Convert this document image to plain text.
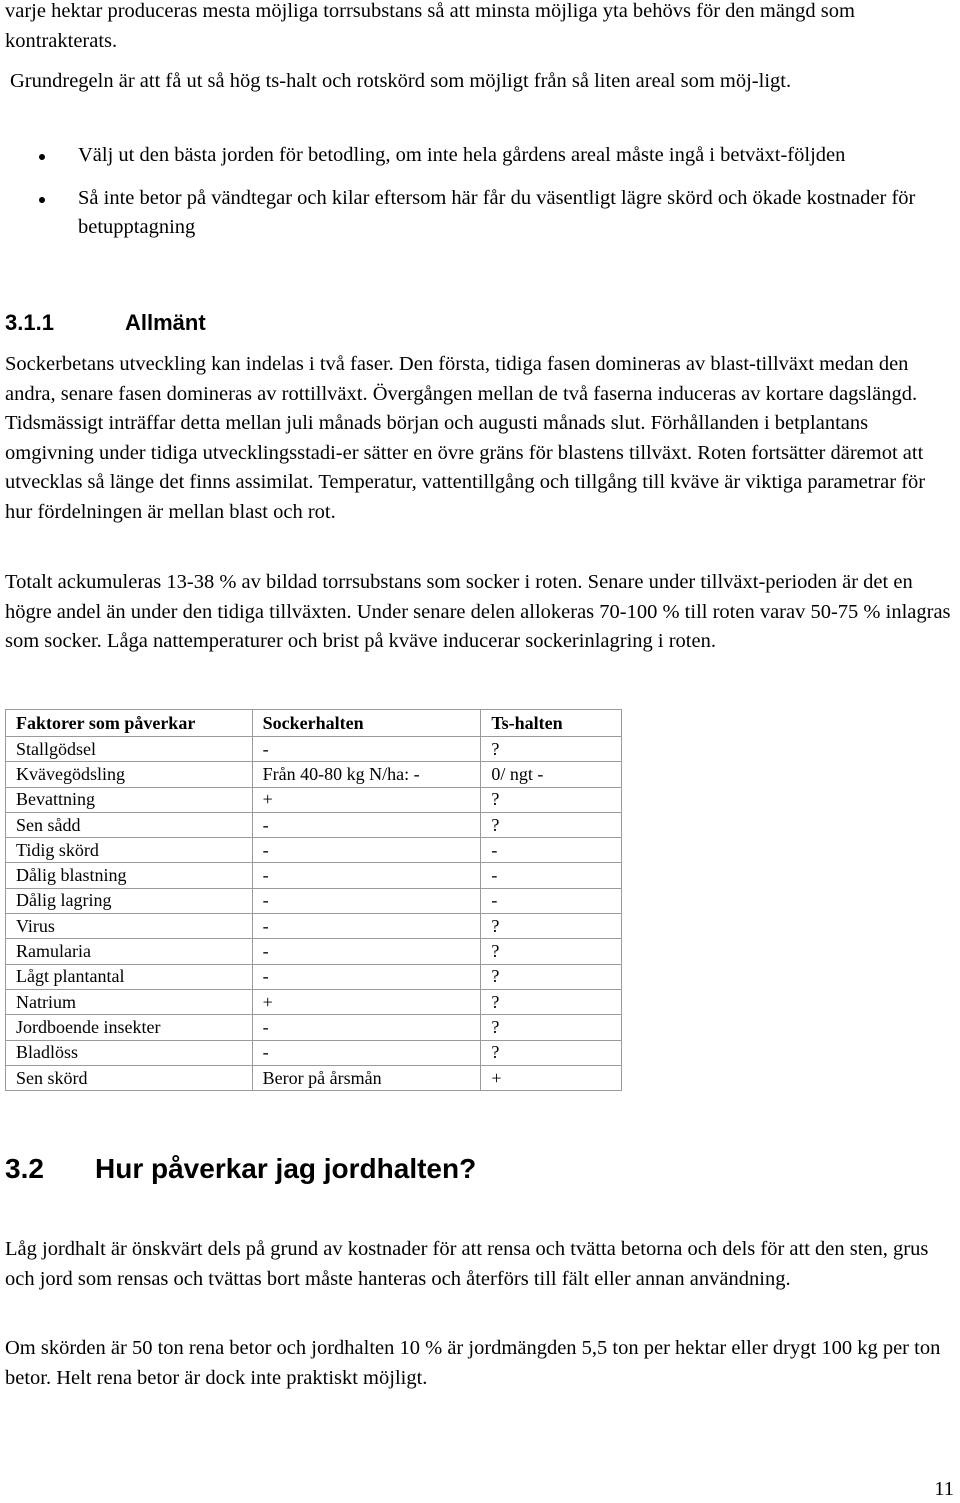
varje hektar produceras mesta möjliga torrsubstans så att minsta möjliga yta behövs för den mängd som kontrakterats.

Grundregeln är att få ut så hög ts-halt och rotskörd som möjligt från så liten areal som möj-ligt.

Välj ut den bästa jorden för betodling, om inte hela gårdens areal måste ingå i betväxt-följden
Så inte betor på vändtegar och kilar eftersom här får du väsentligt lägre skörd och ökade kostnader för betupptagning
3.1.1	Allmänt

Sockerbetans utveckling kan indelas i två faser. Den första, tidiga fasen domineras av blast-tillväxt medan den andra, senare fasen domineras av rottillväxt. Övergången mellan de två faserna induceras av kortare dagslängd. Tidsmässigt inträffar detta mellan juli månads början och augusti månads slut. Förhållanden i betplantans omgivning under tidiga utvecklingsstadi-er sätter en övre gräns för blastens tillväxt. Roten fortsätter däremot att utvecklas så länge det finns assimilat. Temperatur, vattentillgång och tillgång till kväve är viktiga parametrar för hur fördelningen är mellan blast och rot.

Totalt ackumuleras 13-38 % av bildad torrsubstans som socker i roten. Senare under tillväxt-perioden är det en högre andel än under den tidiga tillväxten. Under senare delen allokeras 70-100 % till roten varav 50-75 % inlagras som socker. Låga nattemperaturer och brist på kväve inducerar sockerinlagring i roten.

Faktorer som påverkar	Sockerhalten	Ts-halten
Stallgödsel	-	?
Kvävegödsling	Från 40-80 kg N/ha: -	0/ ngt -
Bevattning	+	?
Sen sådd	-	?
Tidig skörd	-	-
Dålig blastning	-	-
Dålig lagring	-	-
Virus	-	?
Ramularia	-	?
Lågt plantantal	-	?
Natrium	+	?
Jordboende insekter	-	?
Bladlöss	-	?
Sen skörd	Beror på årsmån	+
3.2 Hur påverkar jag jordhalten?

Låg jordhalt är önskvärt dels på grund av kostnader för att rensa och tvätta betorna och dels för att den sten, grus och jord som rensas och tvättas bort måste hanteras och återförs till fält eller annan användning.

Om skörden är 50 ton rena betor och jordhalten 10 % är jordmängden 5,5 ton per hektar eller drygt 100 kg per ton betor. Helt rena betor är dock inte praktiskt möjligt.

11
-.-.-
### [WORK REQUIRED]
Reproduce the full listing verbatim so that only the pictures are missing.

### [RESPONSE BELOW]
Convert this document image to plain text.
varje hektar produceras mesta möjliga torrsubstans så att minsta möjliga yta behövs för den mängd som kontrakterats.

Grundregeln är att få ut så hög ts-halt och rotskörd som möjligt från så liten areal som möj-ligt.

Välj ut den bästa jorden för betodling, om inte hela gårdens areal måste ingå i betväxt-följden
Så inte betor på vändtegar och kilar eftersom här får du väsentligt lägre skörd och ökade kostnader för betupptagning
3.1.1	Allmänt

Sockerbetans utveckling kan indelas i två faser. Den första, tidiga fasen domineras av blast-tillväxt medan den andra, senare fasen domineras av rottillväxt. Övergången mellan de två faserna induceras av kortare dagslängd. Tidsmässigt inträffar detta mellan juli månads början och augusti månads slut. Förhållanden i betplantans omgivning under tidiga utvecklingsstadi-er sätter en övre gräns för blastens tillväxt. Roten fortsätter däremot att utvecklas så länge det finns assimilat. Temperatur, vattentillgång och tillgång till kväve är viktiga parametrar för hur fördelningen är mellan blast och rot.

Totalt ackumuleras 13-38 % av bildad torrsubstans som socker i roten. Senare under tillväxt-perioden är det en högre andel än under den tidiga tillväxten. Under senare delen allokeras 70-100 % till roten varav 50-75 % inlagras som socker. Låga nattemperaturer och brist på kväve inducerar sockerinlagring i roten.

Faktorer som påverkar	Sockerhalten	Ts-halten
Stallgödsel	-	?
Kvävegödsling	Från 40-80 kg N/ha: -	0/ ngt -
Bevattning	+	?
Sen sådd	-	?
Tidig skörd	-	-
Dålig blastning	-	-
Dålig lagring	-	-
Virus	-	?
Ramularia	-	?
Lågt plantantal	-	?
Natrium	+	?
Jordboende insekter	-	?
Bladlöss	-	?
Sen skörd	Beror på årsmån	+
3.2 Hur påverkar jag jordhalten?

Låg jordhalt är önskvärt dels på grund av kostnader för att rensa och tvätta betorna och dels för att den sten, grus och jord som rensas och tvättas bort måste hanteras och återförs till fält eller annan användning.

Om skörden är 50 ton rena betor och jordhalten 10 % är jordmängden 5,5 ton per hektar eller drygt 100 kg per ton betor. Helt rena betor är dock inte praktiskt möjligt.

11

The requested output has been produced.